### OBJECTIVE
Write out each line of the material again, word for word.

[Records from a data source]
════════════════
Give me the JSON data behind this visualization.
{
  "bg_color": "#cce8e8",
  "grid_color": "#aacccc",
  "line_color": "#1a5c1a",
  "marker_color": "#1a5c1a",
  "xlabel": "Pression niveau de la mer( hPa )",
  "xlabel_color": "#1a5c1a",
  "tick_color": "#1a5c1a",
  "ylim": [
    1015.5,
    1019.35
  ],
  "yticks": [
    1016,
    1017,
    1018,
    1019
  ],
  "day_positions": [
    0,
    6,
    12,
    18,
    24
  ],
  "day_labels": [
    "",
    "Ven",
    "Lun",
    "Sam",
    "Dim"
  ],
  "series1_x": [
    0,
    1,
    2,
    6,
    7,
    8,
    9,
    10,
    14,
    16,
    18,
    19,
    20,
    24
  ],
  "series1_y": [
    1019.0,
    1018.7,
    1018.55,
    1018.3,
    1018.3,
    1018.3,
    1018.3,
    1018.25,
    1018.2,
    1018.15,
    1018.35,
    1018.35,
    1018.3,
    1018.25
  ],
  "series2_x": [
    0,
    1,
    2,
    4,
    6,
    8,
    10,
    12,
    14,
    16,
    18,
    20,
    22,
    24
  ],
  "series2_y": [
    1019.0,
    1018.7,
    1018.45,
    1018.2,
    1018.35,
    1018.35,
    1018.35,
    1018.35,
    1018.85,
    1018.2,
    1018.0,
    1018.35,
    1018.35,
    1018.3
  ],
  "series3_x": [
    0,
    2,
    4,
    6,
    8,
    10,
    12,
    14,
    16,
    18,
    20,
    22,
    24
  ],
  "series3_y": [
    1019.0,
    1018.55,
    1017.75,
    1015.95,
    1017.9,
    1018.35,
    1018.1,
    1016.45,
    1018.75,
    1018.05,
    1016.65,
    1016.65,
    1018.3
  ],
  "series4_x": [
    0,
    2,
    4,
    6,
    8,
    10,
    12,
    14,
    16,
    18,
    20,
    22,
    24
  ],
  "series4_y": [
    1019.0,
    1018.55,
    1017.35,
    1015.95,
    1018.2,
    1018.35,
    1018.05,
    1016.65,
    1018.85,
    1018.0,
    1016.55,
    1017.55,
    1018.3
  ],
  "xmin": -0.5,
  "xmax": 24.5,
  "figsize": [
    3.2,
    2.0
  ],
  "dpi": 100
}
════════════════
### RIGHT ANSWER
Give me the JSON data behind this visualization.
{
  "bg_color": "#cce8e8",
  "grid_color": "#aacccc",
  "line_color": "#1a5c1a",
  "marker_color": "#1a5c1a",
  "xlabel": "Pression niveau de la mer( hPa )",
  "xlabel_color": "#1a5c1a",
  "tick_color": "#1a5c1a",
  "ylim": [
    1015.5,
    1019.35
  ],
  "yticks": [
    1016,
    1017,
    1018,
    1019
  ],
  "day_positions": [
    0,
    6,
    12,
    18,
    24
  ],
  "day_labels": [
    "",
    "Ven",
    "Lun",
    "Sam",
    "Dim"
  ],
  "series1_x": [
    0,
    1,
    2,
    6,
    7,
    8,
    9,
    10,
    14,
    16,
    18,
    19,
    20,
    24
  ],
  "series1_y": [
    1019.0,
    1018.7,
    1018.55,
    1018.3,
    1018.3,
    1018.3,
    1018.3,
    1018.25,
    1018.2,
    1018.15,
    1018.35,
    1018.35,
    1018.3,
    1018.25
  ],
  "series2_x": [
    0,
    1,
    2,
    4,
    6,
    8,
    10,
    12,
    14,
    16,
    18,
    20,
    22,
    24
  ],
  "series2_y": [
    1019.0,
    1018.7,
    1018.45,
    1018.2,
    1018.35,
    1018.35,
    1018.35,
    1018.35,
    1018.85,
    1018.2,
    1018.0,
    1018.35,
    1018.35,
    1018.3
  ],
  "series3_x": [
    0,
    2,
    4,
    6,
    8,
    10,
    12,
    14,
    16,
    18,
    20,
    22,
    24
  ],
  "series3_y": [
    1019.0,
    1018.55,
    1017.75,
    1015.95,
    1017.9,
    1018.35,
    1018.1,
    1016.45,
    1018.75,
    1018.05,
    1016.65,
    1016.65,
    1018.3
  ],
  "series4_x": [
    0,
    2,
    4,
    6,
    8,
    10,
    12,
    14,
    16,
    18,
    20,
    22,
    24
  ],
  "series4_y": [
    1019.0,
    1018.55,
    1017.35,
    1015.95,
    1018.2,
    1018.35,
    1018.05,
    1016.65,
    1018.85,
    1018.0,
    1016.55,
    1017.55,
    1018.3
  ],
  "xmin": -0.5,
  "xmax": 24.5,
  "figsize": [
    3.2,
    2.0
  ],
  "dpi": 100
}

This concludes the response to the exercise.